* **Problem details**: Every line below must be reproduced exactly. Copy them all.
[START Excerpted data]
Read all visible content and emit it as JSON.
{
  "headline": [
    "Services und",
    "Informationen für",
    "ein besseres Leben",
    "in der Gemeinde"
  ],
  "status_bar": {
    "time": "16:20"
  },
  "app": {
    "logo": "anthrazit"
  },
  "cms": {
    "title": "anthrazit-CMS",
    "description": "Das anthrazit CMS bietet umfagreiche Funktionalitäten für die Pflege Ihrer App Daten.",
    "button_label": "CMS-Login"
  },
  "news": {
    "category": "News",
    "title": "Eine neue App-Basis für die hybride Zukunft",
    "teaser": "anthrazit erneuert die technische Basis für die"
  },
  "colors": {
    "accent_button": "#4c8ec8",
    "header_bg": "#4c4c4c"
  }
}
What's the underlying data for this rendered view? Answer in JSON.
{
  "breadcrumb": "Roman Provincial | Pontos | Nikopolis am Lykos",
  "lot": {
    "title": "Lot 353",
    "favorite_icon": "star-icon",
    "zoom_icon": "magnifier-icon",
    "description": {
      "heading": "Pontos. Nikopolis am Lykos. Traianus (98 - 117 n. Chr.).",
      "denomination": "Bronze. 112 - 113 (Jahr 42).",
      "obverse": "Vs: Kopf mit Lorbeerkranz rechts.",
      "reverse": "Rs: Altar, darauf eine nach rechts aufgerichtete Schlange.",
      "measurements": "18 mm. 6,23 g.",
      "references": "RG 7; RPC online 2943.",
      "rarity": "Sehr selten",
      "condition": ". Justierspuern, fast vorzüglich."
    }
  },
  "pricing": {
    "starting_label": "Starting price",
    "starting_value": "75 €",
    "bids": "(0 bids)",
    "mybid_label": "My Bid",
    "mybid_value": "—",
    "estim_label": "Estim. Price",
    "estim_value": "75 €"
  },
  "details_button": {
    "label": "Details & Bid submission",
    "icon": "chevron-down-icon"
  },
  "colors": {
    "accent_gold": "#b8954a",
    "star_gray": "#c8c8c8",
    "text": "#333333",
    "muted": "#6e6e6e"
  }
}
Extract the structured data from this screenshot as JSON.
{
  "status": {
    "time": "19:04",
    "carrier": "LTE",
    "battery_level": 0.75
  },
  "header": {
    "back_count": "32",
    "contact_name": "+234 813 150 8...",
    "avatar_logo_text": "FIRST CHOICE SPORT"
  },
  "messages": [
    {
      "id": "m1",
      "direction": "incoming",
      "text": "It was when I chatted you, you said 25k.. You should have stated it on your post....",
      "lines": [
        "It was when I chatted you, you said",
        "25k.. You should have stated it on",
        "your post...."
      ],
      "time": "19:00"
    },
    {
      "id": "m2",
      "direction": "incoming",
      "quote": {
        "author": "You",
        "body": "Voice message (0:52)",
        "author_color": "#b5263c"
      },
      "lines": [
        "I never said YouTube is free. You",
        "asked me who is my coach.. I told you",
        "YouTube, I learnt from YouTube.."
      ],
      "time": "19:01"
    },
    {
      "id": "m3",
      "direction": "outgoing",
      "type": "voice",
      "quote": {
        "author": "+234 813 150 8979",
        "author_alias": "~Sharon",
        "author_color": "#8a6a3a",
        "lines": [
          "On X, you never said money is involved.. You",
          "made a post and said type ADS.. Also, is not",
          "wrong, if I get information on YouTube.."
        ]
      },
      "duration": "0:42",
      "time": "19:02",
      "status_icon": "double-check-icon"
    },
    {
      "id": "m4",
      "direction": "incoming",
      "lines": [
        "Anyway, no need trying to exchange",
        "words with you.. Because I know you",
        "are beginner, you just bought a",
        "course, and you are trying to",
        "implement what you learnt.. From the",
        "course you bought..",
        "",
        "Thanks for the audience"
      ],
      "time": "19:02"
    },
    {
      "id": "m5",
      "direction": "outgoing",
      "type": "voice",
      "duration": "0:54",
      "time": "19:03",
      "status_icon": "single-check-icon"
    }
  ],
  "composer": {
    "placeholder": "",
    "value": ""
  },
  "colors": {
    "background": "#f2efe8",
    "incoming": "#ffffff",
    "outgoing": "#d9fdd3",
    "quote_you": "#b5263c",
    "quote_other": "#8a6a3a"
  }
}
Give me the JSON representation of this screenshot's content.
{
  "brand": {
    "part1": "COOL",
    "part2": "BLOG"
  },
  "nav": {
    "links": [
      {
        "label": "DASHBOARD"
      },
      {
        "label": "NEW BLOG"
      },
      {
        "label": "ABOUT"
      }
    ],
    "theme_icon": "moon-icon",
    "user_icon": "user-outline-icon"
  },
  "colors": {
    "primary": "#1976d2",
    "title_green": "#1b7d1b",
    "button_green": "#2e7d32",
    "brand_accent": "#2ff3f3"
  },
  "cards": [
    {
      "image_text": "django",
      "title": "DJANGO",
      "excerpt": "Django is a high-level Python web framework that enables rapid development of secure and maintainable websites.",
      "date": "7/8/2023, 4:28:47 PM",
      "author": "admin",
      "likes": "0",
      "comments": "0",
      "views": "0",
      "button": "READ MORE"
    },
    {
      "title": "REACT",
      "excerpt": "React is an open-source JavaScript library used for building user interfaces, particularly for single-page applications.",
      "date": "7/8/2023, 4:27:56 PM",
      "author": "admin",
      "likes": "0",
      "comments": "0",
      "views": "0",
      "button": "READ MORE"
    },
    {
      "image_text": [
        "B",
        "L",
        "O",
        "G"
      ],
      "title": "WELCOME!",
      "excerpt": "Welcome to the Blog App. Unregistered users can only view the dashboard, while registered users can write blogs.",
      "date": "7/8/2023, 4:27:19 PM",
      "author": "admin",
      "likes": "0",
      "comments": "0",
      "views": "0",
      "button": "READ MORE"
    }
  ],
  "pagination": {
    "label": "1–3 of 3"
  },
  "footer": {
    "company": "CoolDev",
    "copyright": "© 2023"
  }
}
[END Excerpted data]
* **Task result**:
Read all visible content and emit it as JSON.
{
  "headline": [
    "Services und",
    "Informationen für",
    "ein besseres Leben",
    "in der Gemeinde"
  ],
  "status_bar": {
    "time": "16:20"
  },
  "app": {
    "logo": "anthrazit"
  },
  "cms": {
    "title": "anthrazit-CMS",
    "description": "Das anthrazit CMS bietet umfagreiche Funktionalitäten für die Pflege Ihrer App Daten.",
    "button_label": "CMS-Login"
  },
  "news": {
    "category": "News",
    "title": "Eine neue App-Basis für die hybride Zukunft",
    "teaser": "anthrazit erneuert die technische Basis für die"
  },
  "colors": {
    "accent_button": "#4c8ec8",
    "header_bg": "#4c4c4c"
  }
}
What's the underlying data for this rendered view? Answer in JSON.
{
  "breadcrumb": "Roman Provincial | Pontos | Nikopolis am Lykos",
  "lot": {
    "title": "Lot 353",
    "favorite_icon": "star-icon",
    "zoom_icon": "magnifier-icon",
    "description": {
      "heading": "Pontos. Nikopolis am Lykos. Traianus (98 - 117 n. Chr.).",
      "denomination": "Bronze. 112 - 113 (Jahr 42).",
      "obverse": "Vs: Kopf mit Lorbeerkranz rechts.",
      "reverse": "Rs: Altar, darauf eine nach rechts aufgerichtete Schlange.",
      "measurements": "18 mm. 6,23 g.",
      "references": "RG 7; RPC online 2943.",
      "rarity": "Sehr selten",
      "condition": ". Justierspuern, fast vorzüglich."
    }
  },
  "pricing": {
    "starting_label": "Starting price",
    "starting_value": "75 €",
    "bids": "(0 bids)",
    "mybid_label": "My Bid",
    "mybid_value": "—",
    "estim_label": "Estim. Price",
    "estim_value": "75 €"
  },
  "details_button": {
    "label": "Details & Bid submission",
    "icon": "chevron-down-icon"
  },
  "colors": {
    "accent_gold": "#b8954a",
    "star_gray": "#c8c8c8",
    "text": "#333333",
    "muted": "#6e6e6e"
  }
}
Extract the structured data from this screenshot as JSON.
{
  "status": {
    "time": "19:04",
    "carrier": "LTE",
    "battery_level": 0.75
  },
  "header": {
    "back_count": "32",
    "contact_name": "+234 813 150 8...",
    "avatar_logo_text": "FIRST CHOICE SPORT"
  },
  "messages": [
    {
      "id": "m1",
      "direction": "incoming",
      "text": "It was when I chatted you, you said 25k.. You should have stated it on your post....",
      "lines": [
        "It was when I chatted you, you said",
        "25k.. You should have stated it on",
        "your post...."
      ],
      "time": "19:00"
    },
    {
      "id": "m2",
      "direction": "incoming",
      "quote": {
        "author": "You",
        "body": "Voice message (0:52)",
        "author_color": "#b5263c"
      },
      "lines": [
        "I never said YouTube is free. You",
        "asked me who is my coach.. I told you",
        "YouTube, I learnt from YouTube.."
      ],
      "time": "19:01"
    },
    {
      "id": "m3",
      "direction": "outgoing",
      "type": "voice",
      "quote": {
        "author": "+234 813 150 8979",
        "author_alias": "~Sharon",
        "author_color": "#8a6a3a",
        "lines": [
          "On X, you never said money is involved.. You",
          "made a post and said type ADS.. Also, is not",
          "wrong, if I get information on YouTube.."
        ]
      },
      "duration": "0:42",
      "time": "19:02",
      "status_icon": "double-check-icon"
    },
    {
      "id": "m4",
      "direction": "incoming",
      "lines": [
        "Anyway, no need trying to exchange",
        "words with you.. Because I know you",
        "are beginner, you just bought a",
        "course, and you are trying to",
        "implement what you learnt.. From the",
        "course you bought..",
        "",
        "Thanks for the audience"
      ],
      "time": "19:02"
    },
    {
      "id": "m5",
      "direction": "outgoing",
      "type": "voice",
      "duration": "0:54",
      "time": "19:03",
      "status_icon": "single-check-icon"
    }
  ],
  "composer": {
    "placeholder": "",
    "value": ""
  },
  "colors": {
    "background": "#f2efe8",
    "incoming": "#ffffff",
    "outgoing": "#d9fdd3",
    "quote_you": "#b5263c",
    "quote_other": "#8a6a3a"
  }
}
Give me the JSON representation of this screenshot's content.
{
  "brand": {
    "part1": "COOL",
    "part2": "BLOG"
  },
  "nav": {
    "links": [
      {
        "label": "DASHBOARD"
      },
      {
        "label": "NEW BLOG"
      },
      {
        "label": "ABOUT"
      }
    ],
    "theme_icon": "moon-icon",
    "user_icon": "user-outline-icon"
  },
  "colors": {
    "primary": "#1976d2",
    "title_green": "#1b7d1b",
    "button_green": "#2e7d32",
    "brand_accent": "#2ff3f3"
  },
  "cards": [
    {
      "image_text": "django",
      "title": "DJANGO",
      "excerpt": "Django is a high-level Python web framework that enables rapid development of secure and maintainable websites.",
      "date": "7/8/2023, 4:28:47 PM",
      "author": "admin",
      "likes": "0",
      "comments": "0",
      "views": "0",
      "button": "READ MORE"
    },
    {
      "title": "REACT",
      "excerpt": "React is an open-source JavaScript library used for building user interfaces, particularly for single-page applications.",
      "date": "7/8/2023, 4:27:56 PM",
      "author": "admin",
      "likes": "0",
      "comments": "0",
      "views": "0",
      "button": "READ MORE"
    },
    {
      "image_text": [
        "B",
        "L",
        "O",
        "G"
      ],
      "title": "WELCOME!",
      "excerpt": "Welcome to the Blog App. Unregistered users can only view the dashboard, while registered users can write blogs.",
      "date": "7/8/2023, 4:27:19 PM",
      "author": "admin",
      "likes": "0",
      "comments": "0",
      "views": "0",
      "button": "READ MORE"
    }
  ],
  "pagination": {
    "label": "1–3 of 3"
  },
  "footer": {
    "company": "CoolDev",
    "copyright": "© 2023"
  }
}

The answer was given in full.